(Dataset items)
+ + + + +

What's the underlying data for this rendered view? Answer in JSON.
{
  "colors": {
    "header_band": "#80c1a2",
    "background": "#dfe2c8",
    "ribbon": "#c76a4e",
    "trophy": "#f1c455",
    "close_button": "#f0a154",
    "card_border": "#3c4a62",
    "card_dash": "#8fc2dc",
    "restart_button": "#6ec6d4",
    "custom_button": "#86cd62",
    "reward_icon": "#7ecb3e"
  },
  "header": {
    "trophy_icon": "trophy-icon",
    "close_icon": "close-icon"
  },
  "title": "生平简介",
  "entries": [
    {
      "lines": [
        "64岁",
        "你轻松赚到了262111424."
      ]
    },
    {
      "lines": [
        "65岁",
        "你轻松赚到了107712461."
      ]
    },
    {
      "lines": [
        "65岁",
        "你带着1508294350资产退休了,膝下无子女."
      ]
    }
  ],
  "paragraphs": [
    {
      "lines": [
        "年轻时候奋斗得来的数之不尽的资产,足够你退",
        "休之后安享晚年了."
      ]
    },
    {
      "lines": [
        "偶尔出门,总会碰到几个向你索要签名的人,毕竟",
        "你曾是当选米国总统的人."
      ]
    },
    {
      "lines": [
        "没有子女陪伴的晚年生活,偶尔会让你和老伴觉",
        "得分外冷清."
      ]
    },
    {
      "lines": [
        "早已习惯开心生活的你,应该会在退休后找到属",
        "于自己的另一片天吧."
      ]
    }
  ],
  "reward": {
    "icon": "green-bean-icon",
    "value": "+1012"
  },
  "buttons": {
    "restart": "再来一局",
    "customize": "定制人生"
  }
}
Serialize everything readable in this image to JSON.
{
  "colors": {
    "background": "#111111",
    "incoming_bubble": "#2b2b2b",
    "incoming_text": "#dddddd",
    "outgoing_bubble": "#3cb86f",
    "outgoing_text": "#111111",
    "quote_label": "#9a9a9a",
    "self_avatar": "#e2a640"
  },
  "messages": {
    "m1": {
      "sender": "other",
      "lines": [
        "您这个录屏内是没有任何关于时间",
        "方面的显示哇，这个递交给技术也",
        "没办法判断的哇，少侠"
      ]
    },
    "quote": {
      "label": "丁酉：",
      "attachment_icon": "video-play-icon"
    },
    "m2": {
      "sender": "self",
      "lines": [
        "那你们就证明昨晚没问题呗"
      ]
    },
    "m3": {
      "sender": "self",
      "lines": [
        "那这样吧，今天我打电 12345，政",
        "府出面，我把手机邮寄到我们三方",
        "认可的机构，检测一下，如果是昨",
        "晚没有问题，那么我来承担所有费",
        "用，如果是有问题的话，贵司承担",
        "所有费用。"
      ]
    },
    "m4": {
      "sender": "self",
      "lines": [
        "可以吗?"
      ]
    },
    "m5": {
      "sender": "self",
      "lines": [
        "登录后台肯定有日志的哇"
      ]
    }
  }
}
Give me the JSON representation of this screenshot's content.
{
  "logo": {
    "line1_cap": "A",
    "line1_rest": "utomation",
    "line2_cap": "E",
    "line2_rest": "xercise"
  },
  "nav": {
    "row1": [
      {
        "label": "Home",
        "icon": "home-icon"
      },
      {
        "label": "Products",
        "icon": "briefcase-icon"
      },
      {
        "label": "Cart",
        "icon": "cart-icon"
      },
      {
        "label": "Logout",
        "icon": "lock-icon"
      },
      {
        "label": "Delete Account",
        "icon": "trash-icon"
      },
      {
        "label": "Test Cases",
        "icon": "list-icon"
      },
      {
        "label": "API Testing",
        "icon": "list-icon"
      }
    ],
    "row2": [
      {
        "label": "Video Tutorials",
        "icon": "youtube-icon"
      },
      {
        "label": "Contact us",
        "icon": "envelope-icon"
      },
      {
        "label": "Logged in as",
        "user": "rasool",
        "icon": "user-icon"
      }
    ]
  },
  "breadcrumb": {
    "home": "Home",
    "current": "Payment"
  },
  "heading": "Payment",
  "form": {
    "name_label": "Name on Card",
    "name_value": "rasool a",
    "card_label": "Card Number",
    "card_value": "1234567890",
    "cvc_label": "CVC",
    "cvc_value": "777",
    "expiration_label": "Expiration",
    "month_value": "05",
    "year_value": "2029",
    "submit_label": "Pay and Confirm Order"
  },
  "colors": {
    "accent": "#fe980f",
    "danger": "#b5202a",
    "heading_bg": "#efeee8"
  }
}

+ + + + +

▸ INSTRUCTIONS FOR THE TASK:
Write out all records exactly, keeping every detail.

▸ SOLUTION TO THE EXERCISE:
What's the underlying data for this rendered view? Answer in JSON.
{
  "colors": {
    "header_band": "#80c1a2",
    "background": "#dfe2c8",
    "ribbon": "#c76a4e",
    "trophy": "#f1c455",
    "close_button": "#f0a154",
    "card_border": "#3c4a62",
    "card_dash": "#8fc2dc",
    "restart_button": "#6ec6d4",
    "custom_button": "#86cd62",
    "reward_icon": "#7ecb3e"
  },
  "header": {
    "trophy_icon": "trophy-icon",
    "close_icon": "close-icon"
  },
  "title": "生平简介",
  "entries": [
    {
      "lines": [
        "64岁",
        "你轻松赚到了262111424."
      ]
    },
    {
      "lines": [
        "65岁",
        "你轻松赚到了107712461."
      ]
    },
    {
      "lines": [
        "65岁",
        "你带着1508294350资产退休了,膝下无子女."
      ]
    }
  ],
  "paragraphs": [
    {
      "lines": [
        "年轻时候奋斗得来的数之不尽的资产,足够你退",
        "休之后安享晚年了."
      ]
    },
    {
      "lines": [
        "偶尔出门,总会碰到几个向你索要签名的人,毕竟",
        "你曾是当选米国总统的人."
      ]
    },
    {
      "lines": [
        "没有子女陪伴的晚年生活,偶尔会让你和老伴觉",
        "得分外冷清."
      ]
    },
    {
      "lines": [
        "早已习惯开心生活的你,应该会在退休后找到属",
        "于自己的另一片天吧."
      ]
    }
  ],
  "reward": {
    "icon": "green-bean-icon",
    "value": "+1012"
  },
  "buttons": {
    "restart": "再来一局",
    "customize": "定制人生"
  }
}
Serialize everything readable in this image to JSON.
{
  "colors": {
    "background": "#111111",
    "incoming_bubble": "#2b2b2b",
    "incoming_text": "#dddddd",
    "outgoing_bubble": "#3cb86f",
    "outgoing_text": "#111111",
    "quote_label": "#9a9a9a",
    "self_avatar": "#e2a640"
  },
  "messages": {
    "m1": {
      "sender": "other",
      "lines": [
        "您这个录屏内是没有任何关于时间",
        "方面的显示哇，这个递交给技术也",
        "没办法判断的哇，少侠"
      ]
    },
    "quote": {
      "label": "丁酉：",
      "attachment_icon": "video-play-icon"
    },
    "m2": {
      "sender": "self",
      "lines": [
        "那你们就证明昨晚没问题呗"
      ]
    },
    "m3": {
      "sender": "self",
      "lines": [
        "那这样吧，今天我打电 12345，政",
        "府出面，我把手机邮寄到我们三方",
        "认可的机构，检测一下，如果是昨",
        "晚没有问题，那么我来承担所有费",
        "用，如果是有问题的话，贵司承担",
        "所有费用。"
      ]
    },
    "m4": {
      "sender": "self",
      "lines": [
        "可以吗?"
      ]
    },
    "m5": {
      "sender": "self",
      "lines": [
        "登录后台肯定有日志的哇"
      ]
    }
  }
}
Give me the JSON representation of this screenshot's content.
{
  "logo": {
    "line1_cap": "A",
    "line1_rest": "utomation",
    "line2_cap": "E",
    "line2_rest": "xercise"
  },
  "nav": {
    "row1": [
      {
        "label": "Home",
        "icon": "home-icon"
      },
      {
        "label": "Products",
        "icon": "briefcase-icon"
      },
      {
        "label": "Cart",
        "icon": "cart-icon"
      },
      {
        "label": "Logout",
        "icon": "lock-icon"
      },
      {
        "label": "Delete Account",
        "icon": "trash-icon"
      },
      {
        "label": "Test Cases",
        "icon": "list-icon"
      },
      {
        "label": "API Testing",
        "icon": "list-icon"
      }
    ],
    "row2": [
      {
        "label": "Video Tutorials",
        "icon": "youtube-icon"
      },
      {
        "label": "Contact us",
        "icon": "envelope-icon"
      },
      {
        "label": "Logged in as",
        "user": "rasool",
        "icon": "user-icon"
      }
    ]
  },
  "breadcrumb": {
    "home": "Home",
    "current": "Payment"
  },
  "heading": "Payment",
  "form": {
    "name_label": "Name on Card",
    "name_value": "rasool a",
    "card_label": "Card Number",
    "card_value": "1234567890",
    "cvc_label": "CVC",
    "cvc_value": "777",
    "expiration_label": "Expiration",
    "month_value": "05",
    "year_value": "2029",
    "submit_label": "Pay and Confirm Order"
  },
  "colors": {
    "accent": "#fe980f",
    "danger": "#b5202a",
    "heading_bg": "#efeee8"
  }
}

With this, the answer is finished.